**** RECORD EXTRACTS ****

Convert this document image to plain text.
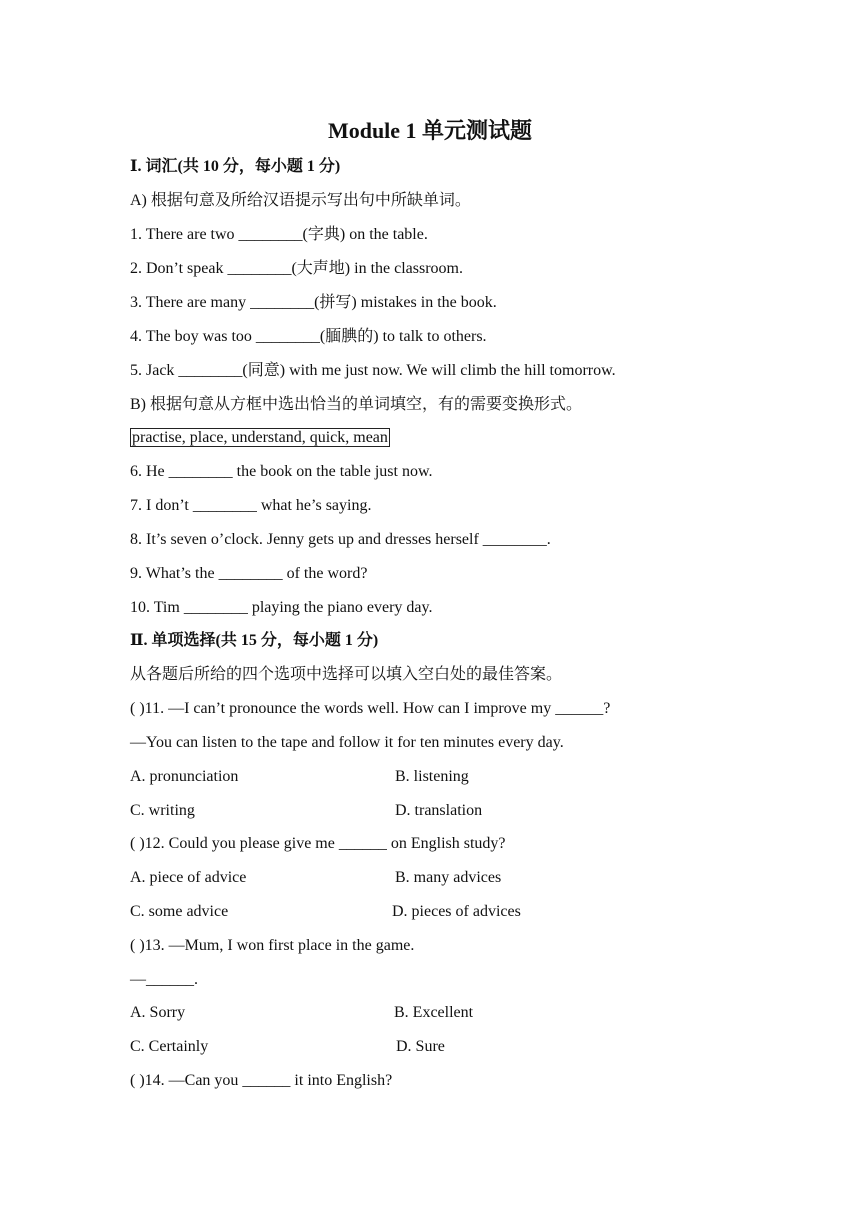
Module 1 单元测试题
Ⅰ. 词汇(共 10 分，每小题 1 分)
A) 根据句意及所给汉语提示写出句中所缺单词。
1. There are two ________(字典) on the table.
2. Don’t speak ________(大声地) in the classroom.
3. There are many ________(拼写) mistakes in the book.
4. The boy was too ________(腼腆的) to talk to others.
5. Jack ________(同意) with me just now. We will climb the hill tomorrow.
B) 根据句意从方框中选出恰当的单词填空，有的需要变换形式。
practise, place, understand, quick, mean
6. He ________ the book on the table just now.
7. I don’t ________ what he’s saying.
8. It’s seven o’clock. Jenny gets up and dresses herself ________.
9. What’s the ________ of the word?
10. Tim ________ playing the piano every day.
Ⅱ. 单项选择(共 15 分，每小题 1 分)
从各题后所给的四个选项中选择可以填入空白处的最佳答案。
( )11. —I can’t pronounce the words well. How can I improve my ______?
—You can listen to the tape and follow it for ten minutes every day.
A. pronunciation	B. listening
C. writing	D. translation
( )12. Could you please give me ______ on English study?
A. piece of advice	B. many advices
C. some advice	D. pieces of advices
( )13. —Mum, I won first place in the game.
—______.
A. Sorry	B. Excellent
C. Certainly	D. Sure
( )14. —Can you ______ it into English?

****

*CHALLENGE*
Pictures don't belong in the copy. Transcribe every record exactly as it appears.

*RIGHT ANSWER*
Convert this document image to plain text.
Module 1 单元测试题
Ⅰ. 词汇(共 10 分，每小题 1 分)
A) 根据句意及所给汉语提示写出句中所缺单词。
1. There are two ________(字典) on the table.
2. Don’t speak ________(大声地) in the classroom.
3. There are many ________(拼写) mistakes in the book.
4. The boy was too ________(腼腆的) to talk to others.
5. Jack ________(同意) with me just now. We will climb the hill tomorrow.
B) 根据句意从方框中选出恰当的单词填空，有的需要变换形式。
practise, place, understand, quick, mean
6. He ________ the book on the table just now.
7. I don’t ________ what he’s saying.
8. It’s seven o’clock. Jenny gets up and dresses herself ________.
9. What’s the ________ of the word?
10. Tim ________ playing the piano every day.
Ⅱ. 单项选择(共 15 分，每小题 1 分)
从各题后所给的四个选项中选择可以填入空白处的最佳答案。
( )11. —I can’t pronounce the words well. How can I improve my ______?
—You can listen to the tape and follow it for ten minutes every day.
A. pronunciation	B. listening
C. writing	D. translation
( )12. Could you please give me ______ on English study?
A. piece of advice	B. many advices
C. some advice	D. pieces of advices
( )13. —Mum, I won first place in the game.
—______.
A. Sorry	B. Excellent
C. Certainly	D. Sure
( )14. —Can you ______ it into English?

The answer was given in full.